Exercise passage:
The
Tale of the Allergist's Wife
by
Charles Busch
September 5-27, 2003
Directed by Rhonda
Clark
Playwright
Charles Busch makes mirth out of misery in his comedy
THE TALE OF THE ALLERGIST'S WIFE, which opens
Carpenter Square Theatre's 20th Anniversary Season.
The hilarious story of a New York culture vulture on the verge of a nervous
breakdown plays September 5 - 27, 2003 in the arena
theater at Stage Center, located at 400 W. Sheridan in downtown Oklahoma City.
As the play
opens, Marjorie Taub is mourning the death of her shrink and nursing her wounds
from her violent outburst in the Disney Store. Her husband Ira complains,
"Within three minutes, you dropped six porcelain figurines… The Goofy alone was
two hundred fifty dollars. They thought you were making some kind of political
statement about the Disney Corporation."
Her husband,
recently retired from his regular allergy practice, is irritatingly fulfilled by
his adoring university students and his free clinic for the homeless. Her mother
Frieda is hopelessly preoccupied with her digestive
tract. Her daughters are grown and scattered around the globe. Not even her
confidante, the building doorman, and his shared interest in fine literature
brightens her days anymore. Marjorie has given up her dream of being a novelist
and feels hopelessly lost. "Perdu!" she cries.
Enter Lee Green,
a long lost friend from Marjorie's Brooklyn childhood. Lee truly seems an
international woman of mystery. She's seductive and exotic. She rattles off
outrageous stories about her series of eclectic jobs, various celebrities and
Marjorie's cultural heroes. At this point, Lee seems to be a busy fundraiser for
a political organization. Marjorie is mesmerized. Lee
revives Marjorie's zest for life, and soon moves into the Taub's Upper Westside
apartment where she proceeds to play havoc with the family's social and sexual
lives. All along she's so charming that who would suspect she has ulterior
motives?

Excerpted records:
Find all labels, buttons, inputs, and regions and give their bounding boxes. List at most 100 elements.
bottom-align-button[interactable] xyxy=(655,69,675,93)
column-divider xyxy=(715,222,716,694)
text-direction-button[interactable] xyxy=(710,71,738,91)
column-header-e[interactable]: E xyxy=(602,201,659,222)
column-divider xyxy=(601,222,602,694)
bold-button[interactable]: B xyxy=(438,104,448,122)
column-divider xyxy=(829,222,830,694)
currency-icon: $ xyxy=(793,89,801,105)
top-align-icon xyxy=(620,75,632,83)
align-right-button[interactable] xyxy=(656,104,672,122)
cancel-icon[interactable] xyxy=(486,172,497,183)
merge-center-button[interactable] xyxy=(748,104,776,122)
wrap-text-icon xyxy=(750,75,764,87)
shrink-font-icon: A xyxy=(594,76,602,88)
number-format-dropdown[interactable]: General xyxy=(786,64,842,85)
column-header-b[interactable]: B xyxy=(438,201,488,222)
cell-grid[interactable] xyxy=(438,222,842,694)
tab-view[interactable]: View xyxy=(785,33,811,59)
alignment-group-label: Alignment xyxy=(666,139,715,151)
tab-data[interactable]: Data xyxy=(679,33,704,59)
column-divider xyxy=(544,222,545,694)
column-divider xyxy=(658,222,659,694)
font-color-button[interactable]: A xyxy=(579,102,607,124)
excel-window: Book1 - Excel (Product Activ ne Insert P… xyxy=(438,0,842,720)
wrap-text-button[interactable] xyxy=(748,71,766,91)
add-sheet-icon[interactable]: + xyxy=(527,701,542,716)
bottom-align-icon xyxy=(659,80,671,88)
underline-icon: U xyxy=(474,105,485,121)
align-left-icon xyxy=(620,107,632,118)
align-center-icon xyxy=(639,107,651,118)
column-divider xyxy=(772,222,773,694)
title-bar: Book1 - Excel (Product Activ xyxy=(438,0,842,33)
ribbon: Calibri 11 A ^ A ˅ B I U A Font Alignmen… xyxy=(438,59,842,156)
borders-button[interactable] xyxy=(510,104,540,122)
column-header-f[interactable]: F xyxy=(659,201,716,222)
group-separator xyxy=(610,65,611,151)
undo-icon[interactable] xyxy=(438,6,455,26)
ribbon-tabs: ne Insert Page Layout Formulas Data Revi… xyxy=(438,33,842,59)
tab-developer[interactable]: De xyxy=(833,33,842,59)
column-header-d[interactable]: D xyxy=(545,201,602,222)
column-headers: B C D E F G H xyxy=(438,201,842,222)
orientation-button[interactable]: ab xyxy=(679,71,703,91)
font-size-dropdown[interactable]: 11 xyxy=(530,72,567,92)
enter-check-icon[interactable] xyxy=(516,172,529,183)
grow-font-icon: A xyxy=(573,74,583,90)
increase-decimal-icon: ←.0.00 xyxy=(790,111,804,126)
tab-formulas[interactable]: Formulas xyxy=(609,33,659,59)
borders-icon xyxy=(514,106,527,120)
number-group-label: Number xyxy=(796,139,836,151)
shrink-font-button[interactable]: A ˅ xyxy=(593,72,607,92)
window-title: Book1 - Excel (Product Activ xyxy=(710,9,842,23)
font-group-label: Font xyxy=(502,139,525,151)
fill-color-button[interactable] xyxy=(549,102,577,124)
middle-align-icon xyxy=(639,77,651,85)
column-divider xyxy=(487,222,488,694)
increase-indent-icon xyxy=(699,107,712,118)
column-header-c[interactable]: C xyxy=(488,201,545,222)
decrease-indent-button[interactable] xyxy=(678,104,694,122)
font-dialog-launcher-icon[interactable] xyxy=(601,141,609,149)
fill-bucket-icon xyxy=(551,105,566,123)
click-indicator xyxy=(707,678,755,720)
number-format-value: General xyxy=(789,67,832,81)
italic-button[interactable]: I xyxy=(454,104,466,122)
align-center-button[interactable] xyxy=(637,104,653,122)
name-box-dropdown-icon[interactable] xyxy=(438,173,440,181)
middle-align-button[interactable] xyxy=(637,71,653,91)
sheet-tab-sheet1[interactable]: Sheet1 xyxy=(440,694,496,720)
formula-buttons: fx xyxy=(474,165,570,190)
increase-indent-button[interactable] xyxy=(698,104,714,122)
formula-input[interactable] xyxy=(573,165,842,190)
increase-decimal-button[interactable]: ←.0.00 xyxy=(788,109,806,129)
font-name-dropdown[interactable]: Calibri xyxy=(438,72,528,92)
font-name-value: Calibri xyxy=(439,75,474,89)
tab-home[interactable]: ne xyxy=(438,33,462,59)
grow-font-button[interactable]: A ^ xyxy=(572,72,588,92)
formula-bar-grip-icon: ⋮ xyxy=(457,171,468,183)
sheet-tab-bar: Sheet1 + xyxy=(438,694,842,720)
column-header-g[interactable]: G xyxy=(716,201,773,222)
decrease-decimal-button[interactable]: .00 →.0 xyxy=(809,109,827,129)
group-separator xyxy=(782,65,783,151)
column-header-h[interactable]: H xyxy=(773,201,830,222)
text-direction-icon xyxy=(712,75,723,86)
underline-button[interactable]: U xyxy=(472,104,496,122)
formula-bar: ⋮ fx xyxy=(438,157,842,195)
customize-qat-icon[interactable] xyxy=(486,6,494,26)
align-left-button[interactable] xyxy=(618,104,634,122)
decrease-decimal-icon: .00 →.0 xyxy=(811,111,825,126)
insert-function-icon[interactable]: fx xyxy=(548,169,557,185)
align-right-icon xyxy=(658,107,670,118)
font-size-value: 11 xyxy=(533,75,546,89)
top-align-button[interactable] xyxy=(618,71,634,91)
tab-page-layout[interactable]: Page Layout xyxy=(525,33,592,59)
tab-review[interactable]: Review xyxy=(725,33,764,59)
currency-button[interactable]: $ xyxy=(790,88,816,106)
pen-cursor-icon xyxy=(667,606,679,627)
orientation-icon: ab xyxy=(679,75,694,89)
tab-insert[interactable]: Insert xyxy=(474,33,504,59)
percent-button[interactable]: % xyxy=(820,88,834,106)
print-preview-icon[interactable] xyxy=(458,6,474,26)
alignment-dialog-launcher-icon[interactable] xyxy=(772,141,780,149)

Work request: Resume the announcement about The Tale of the Allergist's Wife, picking up right after its last sentence.

Your response:
THE TALE OF THE ALLERGIST'S WIFE is playwright Charles
Busch's first script to play on Broadway, although he has long held a cult
following as an actor and female impersonator in New York's Off Broadway and
Off-Off Broadway theater scene. In past seasons,
Carpenter Square presented his plays THE LADY IN QUESTION
(a take-off on WW II espionage movies) and PSYCHO BEACH PARTY
(a combination of a 60s surfer movie and a teen slasher pic that opened as a
film in 2000).
In
ALLERGIST, Mr. Busch mined the rich veins of his own
eccentric family. He said, "This was one of the few times I'd looked at my own
suburban Jewish background and the people I grew up with in Hartsdale and
Westchester. I identify with the character of Marjorie whose dilemma is that she
wants to be an intellectual." The character of the mother Frieda is a composite
of his Aunt Belle and his late Aunt Lillian. "It's wild to hear the audience
roaring with laughter at things Aunt Belle said that left us shocked and
appalled." Busch took home the 2000 John Gassner Playwright Award given by the
Outer Critics Circle for his comedy.